There was, back in 2009, good intelligence suggesting that there would be a TMZ Sports. We are free, today, to imagine what that might have looked like -- the loathing-steeped questions (about Kris Jenner or something) yelped at Rob Gronkowski outside a nightclub and the shouted blue puns about Lindsey Vonn's Instagram account -- because the plan was dead by 2011. We should celebrate this every day.
Original flavor TMZ may always be with us, or at least will be with us for as long as there are both aspiring actors and cameramen willing to wait outside Los Angeles comedy clubs to ask David Spade questions about Amanda Bynes and people who want to hear the answer. (David Spade will, of course, obviously always be willing to answer that question.) In its own horrifying way, TMZ is a pretty much perfect delivery vessel for this sort of wheezing, leering celebrity-related non-information. It's both smugly knowing and clangingly idiotic, powered by scoopy gossip and fully innocent of any actual knowledge, and fully about itself while also transparently hating itself.

- **Data section**:

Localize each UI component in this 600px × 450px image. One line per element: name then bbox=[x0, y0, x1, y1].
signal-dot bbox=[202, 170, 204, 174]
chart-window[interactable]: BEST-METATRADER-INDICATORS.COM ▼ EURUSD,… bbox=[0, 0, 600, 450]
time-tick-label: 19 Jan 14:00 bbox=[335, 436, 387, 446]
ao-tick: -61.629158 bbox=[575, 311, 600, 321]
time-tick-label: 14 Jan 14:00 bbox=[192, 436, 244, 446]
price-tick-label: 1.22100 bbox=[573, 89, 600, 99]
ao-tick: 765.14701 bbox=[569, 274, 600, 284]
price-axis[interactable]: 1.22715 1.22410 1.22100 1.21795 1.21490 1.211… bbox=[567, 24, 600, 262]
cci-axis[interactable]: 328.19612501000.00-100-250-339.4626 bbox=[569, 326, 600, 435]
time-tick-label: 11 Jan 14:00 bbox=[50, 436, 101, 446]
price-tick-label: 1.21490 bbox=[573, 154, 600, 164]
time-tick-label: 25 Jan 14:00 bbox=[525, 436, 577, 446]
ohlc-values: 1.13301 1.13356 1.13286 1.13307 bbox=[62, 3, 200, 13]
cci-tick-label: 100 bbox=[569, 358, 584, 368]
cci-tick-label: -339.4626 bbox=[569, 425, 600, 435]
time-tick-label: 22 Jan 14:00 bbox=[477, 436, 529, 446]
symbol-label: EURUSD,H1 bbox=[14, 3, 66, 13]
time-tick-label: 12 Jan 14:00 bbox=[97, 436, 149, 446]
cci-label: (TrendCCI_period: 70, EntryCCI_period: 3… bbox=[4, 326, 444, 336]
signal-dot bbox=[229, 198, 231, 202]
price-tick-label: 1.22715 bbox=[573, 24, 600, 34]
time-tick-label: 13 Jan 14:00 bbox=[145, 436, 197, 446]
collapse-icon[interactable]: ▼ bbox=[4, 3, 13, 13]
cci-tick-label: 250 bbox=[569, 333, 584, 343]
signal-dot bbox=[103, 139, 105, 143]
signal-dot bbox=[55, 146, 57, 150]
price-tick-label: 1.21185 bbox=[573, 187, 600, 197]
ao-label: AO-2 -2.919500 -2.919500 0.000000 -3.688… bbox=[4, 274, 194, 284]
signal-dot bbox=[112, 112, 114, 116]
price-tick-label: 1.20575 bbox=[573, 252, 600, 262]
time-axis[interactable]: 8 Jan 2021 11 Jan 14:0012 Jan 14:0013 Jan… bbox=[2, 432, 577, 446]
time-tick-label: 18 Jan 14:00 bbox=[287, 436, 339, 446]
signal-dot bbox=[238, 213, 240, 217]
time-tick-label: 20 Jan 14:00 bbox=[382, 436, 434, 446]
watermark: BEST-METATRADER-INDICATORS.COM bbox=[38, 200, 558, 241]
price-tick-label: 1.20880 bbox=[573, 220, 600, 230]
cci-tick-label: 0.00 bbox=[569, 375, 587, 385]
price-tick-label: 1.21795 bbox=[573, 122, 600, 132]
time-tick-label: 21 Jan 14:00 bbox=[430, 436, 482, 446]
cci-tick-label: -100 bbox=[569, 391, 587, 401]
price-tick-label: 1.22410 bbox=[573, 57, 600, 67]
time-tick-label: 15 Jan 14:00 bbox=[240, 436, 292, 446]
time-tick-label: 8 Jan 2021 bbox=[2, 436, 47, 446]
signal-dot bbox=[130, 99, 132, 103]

- **Challenges**:
1. Reproduce the passage on TMZ from "Original flavor TMZ" up to and including "transparently hating itself.".
2. According to the passage on TMZ, by what year was the plan for a TMZ Sports dead?

- **Solutions in order**:
1.
Original flavor TMZ may always be with us, or at least will be with us for as long as there are both aspiring actors and cameramen willing to wait outside Los Angeles comedy clubs to ask David Spade questions about Amanda Bynes and people who want to hear the answer. (David Spade will, of course, obviously always be willing to answer that question.) In its own horrifying way, TMZ is a pretty much perfect delivery vessel for this sort of wheezing, leering celebrity-related non-information. It's both smugly knowing and clangingly idiotic, powered by scoopy gossip and fully innocent of any actual knowledge, and fully about itself while also transparently hating itself.

2. By 2011.